__Do this__
Copy each line below in which the word "JSON" occurs.

__Records supplied__
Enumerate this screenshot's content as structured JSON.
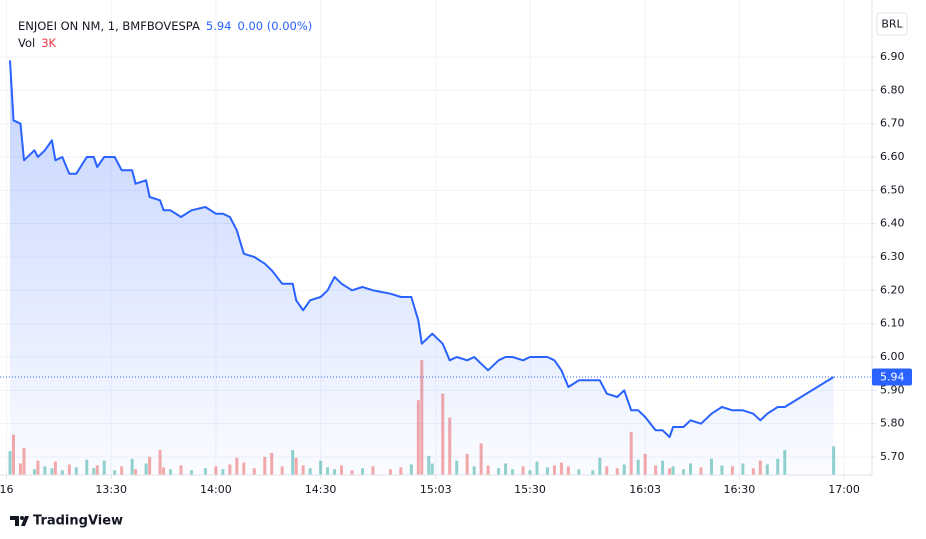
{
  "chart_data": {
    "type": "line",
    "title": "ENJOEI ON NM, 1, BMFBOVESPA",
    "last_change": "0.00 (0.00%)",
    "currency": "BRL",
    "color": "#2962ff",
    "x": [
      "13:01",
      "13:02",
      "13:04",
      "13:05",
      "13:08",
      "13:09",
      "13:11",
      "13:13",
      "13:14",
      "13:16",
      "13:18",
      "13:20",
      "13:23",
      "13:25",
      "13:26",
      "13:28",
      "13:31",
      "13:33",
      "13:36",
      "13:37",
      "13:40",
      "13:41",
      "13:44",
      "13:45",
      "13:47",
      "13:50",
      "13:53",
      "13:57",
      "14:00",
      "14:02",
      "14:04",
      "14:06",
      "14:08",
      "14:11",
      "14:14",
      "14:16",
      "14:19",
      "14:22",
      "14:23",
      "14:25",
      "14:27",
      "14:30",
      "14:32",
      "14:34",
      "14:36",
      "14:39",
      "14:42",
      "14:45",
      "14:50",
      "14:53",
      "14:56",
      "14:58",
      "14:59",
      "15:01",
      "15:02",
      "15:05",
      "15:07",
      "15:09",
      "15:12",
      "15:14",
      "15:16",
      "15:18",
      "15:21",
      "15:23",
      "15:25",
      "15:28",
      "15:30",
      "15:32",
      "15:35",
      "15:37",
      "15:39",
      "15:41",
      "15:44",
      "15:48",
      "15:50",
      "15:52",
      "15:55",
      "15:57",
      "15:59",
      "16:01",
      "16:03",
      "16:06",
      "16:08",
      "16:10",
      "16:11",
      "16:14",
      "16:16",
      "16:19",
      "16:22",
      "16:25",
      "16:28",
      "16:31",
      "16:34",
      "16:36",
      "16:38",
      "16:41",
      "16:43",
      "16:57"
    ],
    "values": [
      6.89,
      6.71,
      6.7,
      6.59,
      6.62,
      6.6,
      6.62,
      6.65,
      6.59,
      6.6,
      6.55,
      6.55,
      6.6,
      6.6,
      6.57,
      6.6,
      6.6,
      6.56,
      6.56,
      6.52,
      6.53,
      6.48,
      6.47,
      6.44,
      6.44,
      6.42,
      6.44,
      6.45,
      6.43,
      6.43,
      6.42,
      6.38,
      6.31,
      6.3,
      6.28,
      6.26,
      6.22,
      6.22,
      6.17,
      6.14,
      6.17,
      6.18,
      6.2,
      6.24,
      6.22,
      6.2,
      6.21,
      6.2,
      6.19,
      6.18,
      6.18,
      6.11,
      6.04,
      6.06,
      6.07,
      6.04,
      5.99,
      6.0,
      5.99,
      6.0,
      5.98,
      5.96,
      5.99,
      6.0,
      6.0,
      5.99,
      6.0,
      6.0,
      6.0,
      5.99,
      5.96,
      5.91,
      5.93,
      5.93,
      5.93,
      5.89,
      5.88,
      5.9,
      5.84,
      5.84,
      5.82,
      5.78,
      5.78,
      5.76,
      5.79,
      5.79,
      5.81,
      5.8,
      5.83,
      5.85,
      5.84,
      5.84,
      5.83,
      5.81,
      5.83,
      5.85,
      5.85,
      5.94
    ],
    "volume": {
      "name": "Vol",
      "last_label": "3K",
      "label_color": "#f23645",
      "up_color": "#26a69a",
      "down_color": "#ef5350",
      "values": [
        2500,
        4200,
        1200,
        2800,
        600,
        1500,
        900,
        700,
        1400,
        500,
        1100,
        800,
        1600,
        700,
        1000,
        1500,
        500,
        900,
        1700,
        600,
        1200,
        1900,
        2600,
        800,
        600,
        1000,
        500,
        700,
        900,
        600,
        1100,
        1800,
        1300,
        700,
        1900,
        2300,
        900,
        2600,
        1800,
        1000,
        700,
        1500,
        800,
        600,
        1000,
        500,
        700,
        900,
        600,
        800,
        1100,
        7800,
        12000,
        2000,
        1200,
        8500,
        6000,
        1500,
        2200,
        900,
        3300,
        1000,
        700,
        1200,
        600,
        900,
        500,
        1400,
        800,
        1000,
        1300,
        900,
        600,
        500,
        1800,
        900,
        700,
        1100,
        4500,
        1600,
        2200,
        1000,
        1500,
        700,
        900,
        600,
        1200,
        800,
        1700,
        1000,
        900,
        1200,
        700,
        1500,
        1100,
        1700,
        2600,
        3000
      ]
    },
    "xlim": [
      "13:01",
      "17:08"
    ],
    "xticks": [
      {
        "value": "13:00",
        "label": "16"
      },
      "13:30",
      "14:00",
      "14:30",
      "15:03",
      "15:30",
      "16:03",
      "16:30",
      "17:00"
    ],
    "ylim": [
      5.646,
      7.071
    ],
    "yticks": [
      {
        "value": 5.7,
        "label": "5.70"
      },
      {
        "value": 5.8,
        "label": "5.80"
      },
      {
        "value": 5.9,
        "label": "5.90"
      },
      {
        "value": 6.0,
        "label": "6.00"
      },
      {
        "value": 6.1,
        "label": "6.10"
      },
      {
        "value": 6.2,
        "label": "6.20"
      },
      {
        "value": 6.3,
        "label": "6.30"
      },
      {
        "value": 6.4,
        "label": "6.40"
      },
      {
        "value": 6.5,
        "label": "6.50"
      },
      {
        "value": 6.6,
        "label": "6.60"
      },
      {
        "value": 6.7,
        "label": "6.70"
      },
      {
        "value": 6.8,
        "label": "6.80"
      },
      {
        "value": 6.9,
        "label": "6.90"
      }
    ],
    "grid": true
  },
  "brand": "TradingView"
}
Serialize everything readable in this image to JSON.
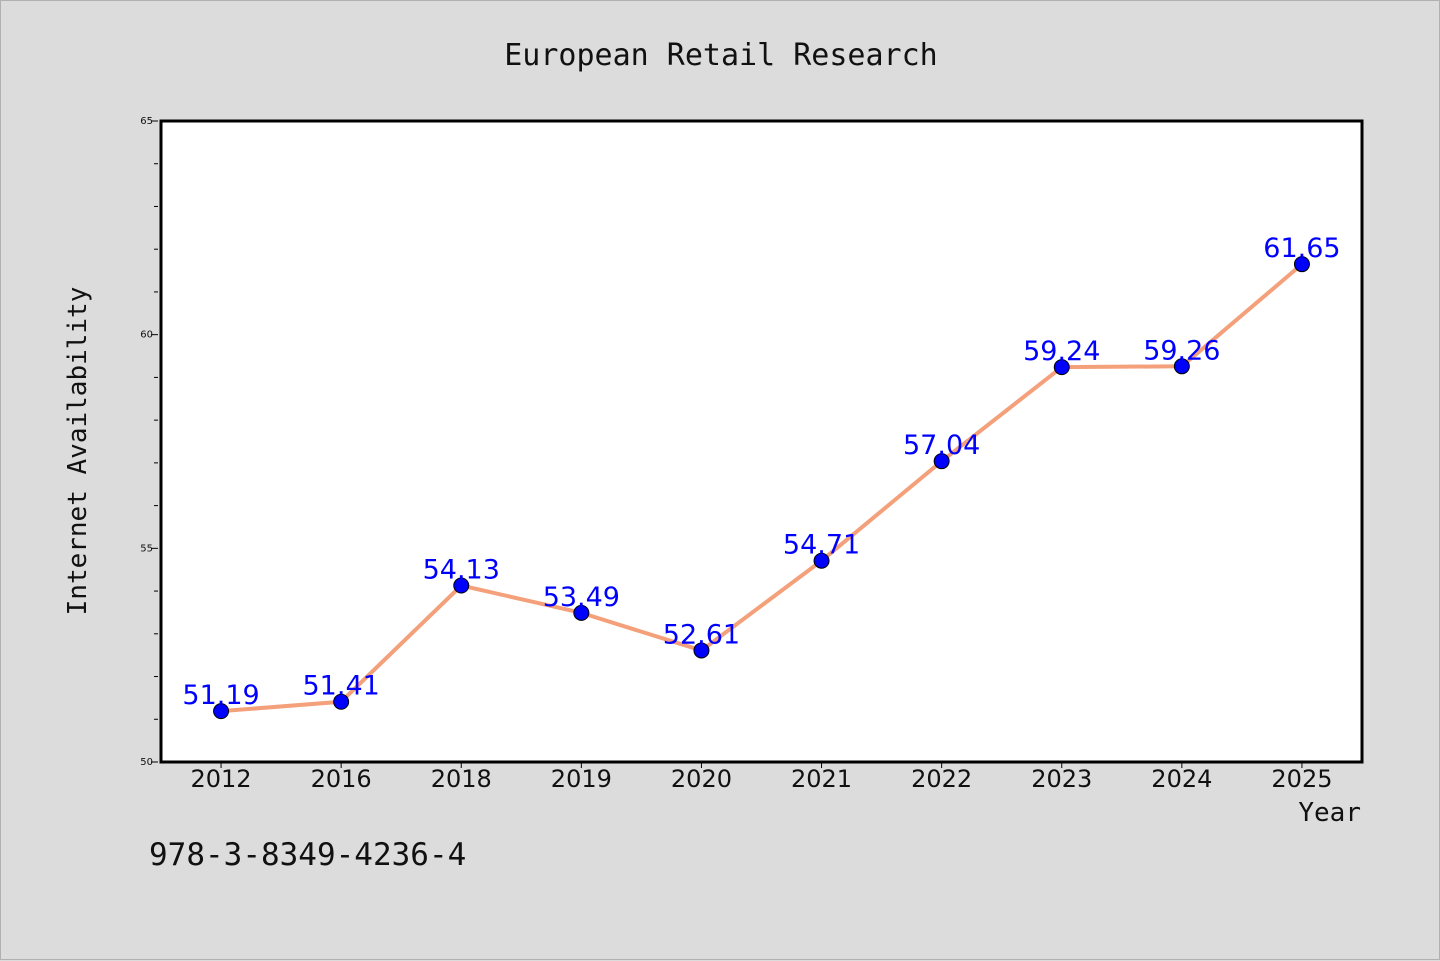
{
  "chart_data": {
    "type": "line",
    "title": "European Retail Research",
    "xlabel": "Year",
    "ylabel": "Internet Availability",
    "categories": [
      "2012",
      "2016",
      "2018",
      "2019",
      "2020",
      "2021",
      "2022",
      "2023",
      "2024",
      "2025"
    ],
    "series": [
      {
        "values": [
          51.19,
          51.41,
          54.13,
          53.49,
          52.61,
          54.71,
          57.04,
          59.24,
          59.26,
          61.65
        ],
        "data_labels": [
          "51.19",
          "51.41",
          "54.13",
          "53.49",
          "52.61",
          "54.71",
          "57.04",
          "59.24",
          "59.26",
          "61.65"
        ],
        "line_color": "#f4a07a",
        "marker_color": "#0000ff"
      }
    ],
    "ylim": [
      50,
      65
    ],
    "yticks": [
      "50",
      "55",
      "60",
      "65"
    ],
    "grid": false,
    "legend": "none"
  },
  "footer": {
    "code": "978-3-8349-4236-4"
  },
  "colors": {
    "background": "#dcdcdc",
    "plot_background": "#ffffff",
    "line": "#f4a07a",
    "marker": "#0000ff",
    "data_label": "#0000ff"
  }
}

* * *

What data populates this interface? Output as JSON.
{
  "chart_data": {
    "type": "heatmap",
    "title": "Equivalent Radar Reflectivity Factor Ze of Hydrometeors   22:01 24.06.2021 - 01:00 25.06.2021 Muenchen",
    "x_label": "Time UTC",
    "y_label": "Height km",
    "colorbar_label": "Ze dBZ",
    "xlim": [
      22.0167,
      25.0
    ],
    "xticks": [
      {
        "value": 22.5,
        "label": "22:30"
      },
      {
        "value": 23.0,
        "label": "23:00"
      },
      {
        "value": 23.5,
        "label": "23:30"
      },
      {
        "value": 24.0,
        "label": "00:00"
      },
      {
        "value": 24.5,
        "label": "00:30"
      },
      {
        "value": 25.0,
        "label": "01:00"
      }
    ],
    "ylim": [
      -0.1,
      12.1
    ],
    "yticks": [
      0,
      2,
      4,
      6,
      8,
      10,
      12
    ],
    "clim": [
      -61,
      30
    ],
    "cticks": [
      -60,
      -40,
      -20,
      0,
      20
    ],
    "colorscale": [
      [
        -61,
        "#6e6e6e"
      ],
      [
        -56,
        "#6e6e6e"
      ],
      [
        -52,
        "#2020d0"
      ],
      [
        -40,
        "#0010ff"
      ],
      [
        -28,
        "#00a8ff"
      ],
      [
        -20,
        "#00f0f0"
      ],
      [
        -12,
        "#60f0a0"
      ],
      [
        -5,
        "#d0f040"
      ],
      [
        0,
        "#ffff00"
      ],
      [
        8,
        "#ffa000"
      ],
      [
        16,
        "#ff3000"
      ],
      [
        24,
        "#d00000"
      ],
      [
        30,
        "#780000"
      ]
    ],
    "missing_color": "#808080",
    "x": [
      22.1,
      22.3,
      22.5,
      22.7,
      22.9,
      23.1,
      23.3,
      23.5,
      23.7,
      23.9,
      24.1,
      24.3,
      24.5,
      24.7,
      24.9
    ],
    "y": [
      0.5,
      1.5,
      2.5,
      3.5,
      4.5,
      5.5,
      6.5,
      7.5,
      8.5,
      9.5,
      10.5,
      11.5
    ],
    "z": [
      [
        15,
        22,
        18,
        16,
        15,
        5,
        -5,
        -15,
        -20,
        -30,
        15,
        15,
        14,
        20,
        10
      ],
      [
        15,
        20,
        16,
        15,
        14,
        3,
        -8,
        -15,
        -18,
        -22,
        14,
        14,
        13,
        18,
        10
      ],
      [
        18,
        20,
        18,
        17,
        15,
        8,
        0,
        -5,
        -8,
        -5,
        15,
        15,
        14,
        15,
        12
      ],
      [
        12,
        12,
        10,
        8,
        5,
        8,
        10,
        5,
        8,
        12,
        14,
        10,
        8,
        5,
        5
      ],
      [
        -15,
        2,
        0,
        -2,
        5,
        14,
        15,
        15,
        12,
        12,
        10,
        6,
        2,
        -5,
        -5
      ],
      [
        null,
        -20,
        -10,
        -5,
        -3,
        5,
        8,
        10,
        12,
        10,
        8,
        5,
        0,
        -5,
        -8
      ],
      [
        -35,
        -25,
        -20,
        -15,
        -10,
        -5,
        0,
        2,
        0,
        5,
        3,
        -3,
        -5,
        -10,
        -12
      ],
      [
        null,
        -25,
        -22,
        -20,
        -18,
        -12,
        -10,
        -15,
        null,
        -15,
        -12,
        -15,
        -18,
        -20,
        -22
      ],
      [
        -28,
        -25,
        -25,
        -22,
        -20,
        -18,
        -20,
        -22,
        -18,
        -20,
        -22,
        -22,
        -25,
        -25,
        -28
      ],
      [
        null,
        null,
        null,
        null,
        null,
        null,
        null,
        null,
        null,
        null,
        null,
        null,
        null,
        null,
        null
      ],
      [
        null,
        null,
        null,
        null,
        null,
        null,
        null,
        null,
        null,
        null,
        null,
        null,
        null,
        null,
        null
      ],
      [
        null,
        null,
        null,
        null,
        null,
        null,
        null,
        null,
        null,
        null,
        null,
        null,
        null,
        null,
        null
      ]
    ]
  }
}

__Exercise answer__
Enumerate this screenshot's content as structured JSON.
Serialize everything readable in this image to JSON.
What data populates this interface? Output as JSON.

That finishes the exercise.